■ Provided material ■
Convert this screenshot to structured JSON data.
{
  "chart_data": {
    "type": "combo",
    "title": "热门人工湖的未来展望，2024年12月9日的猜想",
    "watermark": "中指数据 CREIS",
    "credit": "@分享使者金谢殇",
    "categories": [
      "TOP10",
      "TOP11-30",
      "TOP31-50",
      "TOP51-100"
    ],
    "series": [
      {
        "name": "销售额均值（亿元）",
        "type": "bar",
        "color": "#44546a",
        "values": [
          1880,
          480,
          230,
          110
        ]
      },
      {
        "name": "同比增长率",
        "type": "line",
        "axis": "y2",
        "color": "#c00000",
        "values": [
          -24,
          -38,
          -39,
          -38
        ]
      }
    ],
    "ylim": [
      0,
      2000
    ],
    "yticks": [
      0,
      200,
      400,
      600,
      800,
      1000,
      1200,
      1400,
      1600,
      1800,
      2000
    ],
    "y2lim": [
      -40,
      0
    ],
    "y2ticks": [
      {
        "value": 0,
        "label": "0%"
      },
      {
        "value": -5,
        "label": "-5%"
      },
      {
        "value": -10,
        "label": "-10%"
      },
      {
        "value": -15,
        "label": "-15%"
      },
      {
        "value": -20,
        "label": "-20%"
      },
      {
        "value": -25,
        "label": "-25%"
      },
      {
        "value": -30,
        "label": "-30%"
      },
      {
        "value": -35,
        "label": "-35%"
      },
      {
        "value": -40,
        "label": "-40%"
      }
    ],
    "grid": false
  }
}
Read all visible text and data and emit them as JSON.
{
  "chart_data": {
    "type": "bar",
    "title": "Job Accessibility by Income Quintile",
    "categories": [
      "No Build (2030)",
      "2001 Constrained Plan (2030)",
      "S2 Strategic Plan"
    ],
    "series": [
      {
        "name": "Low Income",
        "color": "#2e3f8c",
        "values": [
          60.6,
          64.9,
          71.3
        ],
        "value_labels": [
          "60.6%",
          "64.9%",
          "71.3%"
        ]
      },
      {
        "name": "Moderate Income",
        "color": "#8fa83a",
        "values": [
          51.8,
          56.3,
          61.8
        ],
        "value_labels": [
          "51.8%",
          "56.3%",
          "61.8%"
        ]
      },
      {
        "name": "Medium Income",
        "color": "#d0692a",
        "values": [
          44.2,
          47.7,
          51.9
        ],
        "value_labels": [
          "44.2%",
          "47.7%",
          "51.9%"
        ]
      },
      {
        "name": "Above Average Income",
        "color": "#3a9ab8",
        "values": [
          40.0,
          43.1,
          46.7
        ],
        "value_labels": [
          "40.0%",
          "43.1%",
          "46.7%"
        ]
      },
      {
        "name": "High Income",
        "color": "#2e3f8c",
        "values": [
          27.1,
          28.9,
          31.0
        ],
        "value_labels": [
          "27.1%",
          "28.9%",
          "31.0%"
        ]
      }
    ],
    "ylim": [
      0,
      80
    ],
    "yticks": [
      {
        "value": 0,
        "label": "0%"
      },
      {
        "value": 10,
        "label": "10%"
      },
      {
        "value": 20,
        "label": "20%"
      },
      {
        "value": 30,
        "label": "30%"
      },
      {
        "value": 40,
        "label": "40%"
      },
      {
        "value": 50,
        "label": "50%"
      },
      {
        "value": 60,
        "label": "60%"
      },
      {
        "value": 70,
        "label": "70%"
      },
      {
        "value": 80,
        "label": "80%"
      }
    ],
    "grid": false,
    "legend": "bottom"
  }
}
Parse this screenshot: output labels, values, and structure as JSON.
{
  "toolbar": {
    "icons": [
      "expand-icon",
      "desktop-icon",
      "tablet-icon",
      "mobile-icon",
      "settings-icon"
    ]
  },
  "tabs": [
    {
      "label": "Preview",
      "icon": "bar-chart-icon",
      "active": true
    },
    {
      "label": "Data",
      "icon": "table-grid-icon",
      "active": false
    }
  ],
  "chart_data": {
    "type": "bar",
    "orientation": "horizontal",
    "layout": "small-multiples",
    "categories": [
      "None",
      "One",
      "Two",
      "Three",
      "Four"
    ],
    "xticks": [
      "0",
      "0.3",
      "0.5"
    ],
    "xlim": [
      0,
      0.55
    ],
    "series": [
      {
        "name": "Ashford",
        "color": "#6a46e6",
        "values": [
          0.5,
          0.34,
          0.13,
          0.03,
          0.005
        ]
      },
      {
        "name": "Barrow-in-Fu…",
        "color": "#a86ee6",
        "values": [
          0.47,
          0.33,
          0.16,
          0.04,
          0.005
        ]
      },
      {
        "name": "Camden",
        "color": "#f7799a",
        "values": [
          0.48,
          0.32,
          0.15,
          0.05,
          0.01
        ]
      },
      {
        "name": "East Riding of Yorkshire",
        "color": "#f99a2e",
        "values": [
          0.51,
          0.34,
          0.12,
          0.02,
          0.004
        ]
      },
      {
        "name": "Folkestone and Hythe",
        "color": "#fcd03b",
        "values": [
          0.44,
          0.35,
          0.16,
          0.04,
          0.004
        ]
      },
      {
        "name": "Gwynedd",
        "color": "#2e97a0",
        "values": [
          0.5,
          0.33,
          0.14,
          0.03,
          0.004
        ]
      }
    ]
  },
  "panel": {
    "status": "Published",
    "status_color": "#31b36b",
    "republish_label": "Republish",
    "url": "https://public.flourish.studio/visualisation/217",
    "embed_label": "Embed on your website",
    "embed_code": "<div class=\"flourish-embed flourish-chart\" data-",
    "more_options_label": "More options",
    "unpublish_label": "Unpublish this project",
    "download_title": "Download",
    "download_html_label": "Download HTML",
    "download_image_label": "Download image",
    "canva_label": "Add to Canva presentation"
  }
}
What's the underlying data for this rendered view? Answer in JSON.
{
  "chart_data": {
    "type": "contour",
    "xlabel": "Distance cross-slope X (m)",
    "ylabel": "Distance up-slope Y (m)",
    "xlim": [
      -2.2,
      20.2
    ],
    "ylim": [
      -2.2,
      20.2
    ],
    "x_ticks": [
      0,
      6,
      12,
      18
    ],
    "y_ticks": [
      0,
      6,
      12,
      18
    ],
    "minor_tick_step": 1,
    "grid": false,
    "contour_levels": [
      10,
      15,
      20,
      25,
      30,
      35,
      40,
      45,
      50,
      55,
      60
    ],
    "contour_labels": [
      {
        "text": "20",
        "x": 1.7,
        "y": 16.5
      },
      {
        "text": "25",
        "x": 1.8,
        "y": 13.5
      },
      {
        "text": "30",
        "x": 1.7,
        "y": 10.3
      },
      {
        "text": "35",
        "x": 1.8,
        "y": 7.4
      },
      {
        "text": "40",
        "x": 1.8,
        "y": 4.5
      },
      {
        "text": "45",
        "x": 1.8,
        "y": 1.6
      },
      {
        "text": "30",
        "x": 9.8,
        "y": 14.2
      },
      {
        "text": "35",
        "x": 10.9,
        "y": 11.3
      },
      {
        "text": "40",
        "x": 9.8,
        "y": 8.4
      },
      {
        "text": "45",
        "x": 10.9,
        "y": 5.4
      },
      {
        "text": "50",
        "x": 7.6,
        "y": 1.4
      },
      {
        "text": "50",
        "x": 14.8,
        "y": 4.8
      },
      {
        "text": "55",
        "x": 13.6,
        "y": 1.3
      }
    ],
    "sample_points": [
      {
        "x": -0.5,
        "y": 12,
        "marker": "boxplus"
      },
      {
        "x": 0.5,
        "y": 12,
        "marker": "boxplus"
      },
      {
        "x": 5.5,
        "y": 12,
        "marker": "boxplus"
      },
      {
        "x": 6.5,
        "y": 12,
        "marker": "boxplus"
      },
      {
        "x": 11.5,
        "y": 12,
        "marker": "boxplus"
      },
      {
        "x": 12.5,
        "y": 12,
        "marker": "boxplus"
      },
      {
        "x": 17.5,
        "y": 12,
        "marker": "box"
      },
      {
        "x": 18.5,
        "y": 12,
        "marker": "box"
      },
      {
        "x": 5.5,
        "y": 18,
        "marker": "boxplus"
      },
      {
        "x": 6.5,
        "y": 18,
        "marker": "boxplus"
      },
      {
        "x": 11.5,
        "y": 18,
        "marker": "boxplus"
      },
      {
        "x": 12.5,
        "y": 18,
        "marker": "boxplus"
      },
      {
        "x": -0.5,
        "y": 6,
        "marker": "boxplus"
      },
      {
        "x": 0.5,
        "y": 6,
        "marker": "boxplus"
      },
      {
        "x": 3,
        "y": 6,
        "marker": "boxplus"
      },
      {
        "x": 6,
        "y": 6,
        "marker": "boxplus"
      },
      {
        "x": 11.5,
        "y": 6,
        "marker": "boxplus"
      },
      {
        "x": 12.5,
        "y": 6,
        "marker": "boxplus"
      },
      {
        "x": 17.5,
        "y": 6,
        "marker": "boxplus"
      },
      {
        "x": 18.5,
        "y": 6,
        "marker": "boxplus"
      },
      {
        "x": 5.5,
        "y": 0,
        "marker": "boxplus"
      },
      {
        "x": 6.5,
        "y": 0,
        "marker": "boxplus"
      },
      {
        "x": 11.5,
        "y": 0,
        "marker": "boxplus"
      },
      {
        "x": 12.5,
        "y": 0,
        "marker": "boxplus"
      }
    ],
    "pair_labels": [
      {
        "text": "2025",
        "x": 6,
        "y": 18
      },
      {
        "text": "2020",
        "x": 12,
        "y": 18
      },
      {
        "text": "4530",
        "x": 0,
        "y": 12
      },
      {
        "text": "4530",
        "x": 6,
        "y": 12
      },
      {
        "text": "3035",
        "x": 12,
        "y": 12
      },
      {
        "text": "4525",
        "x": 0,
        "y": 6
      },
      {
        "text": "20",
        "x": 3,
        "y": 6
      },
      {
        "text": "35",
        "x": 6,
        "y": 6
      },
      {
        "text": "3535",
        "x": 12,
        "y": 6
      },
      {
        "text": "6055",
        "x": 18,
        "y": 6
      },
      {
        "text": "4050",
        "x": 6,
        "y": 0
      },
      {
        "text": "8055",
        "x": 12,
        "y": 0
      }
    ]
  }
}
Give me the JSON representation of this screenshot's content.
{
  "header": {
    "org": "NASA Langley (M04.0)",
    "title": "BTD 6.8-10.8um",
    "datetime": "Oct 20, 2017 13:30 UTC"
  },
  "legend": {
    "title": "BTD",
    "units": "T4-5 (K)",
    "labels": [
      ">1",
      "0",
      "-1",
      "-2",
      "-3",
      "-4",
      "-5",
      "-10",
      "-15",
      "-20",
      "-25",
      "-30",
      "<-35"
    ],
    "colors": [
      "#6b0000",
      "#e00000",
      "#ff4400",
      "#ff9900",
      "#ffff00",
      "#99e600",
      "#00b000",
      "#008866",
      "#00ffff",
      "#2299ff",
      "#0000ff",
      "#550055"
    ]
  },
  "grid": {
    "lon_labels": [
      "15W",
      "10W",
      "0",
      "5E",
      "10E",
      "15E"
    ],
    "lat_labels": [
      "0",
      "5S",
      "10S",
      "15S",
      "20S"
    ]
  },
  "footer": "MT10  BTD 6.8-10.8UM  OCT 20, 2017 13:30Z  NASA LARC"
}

■ What you should do ■
Each line in the material either holds the string "screenshot" or does not. State how many do, and nothing else.

■ Response ■
3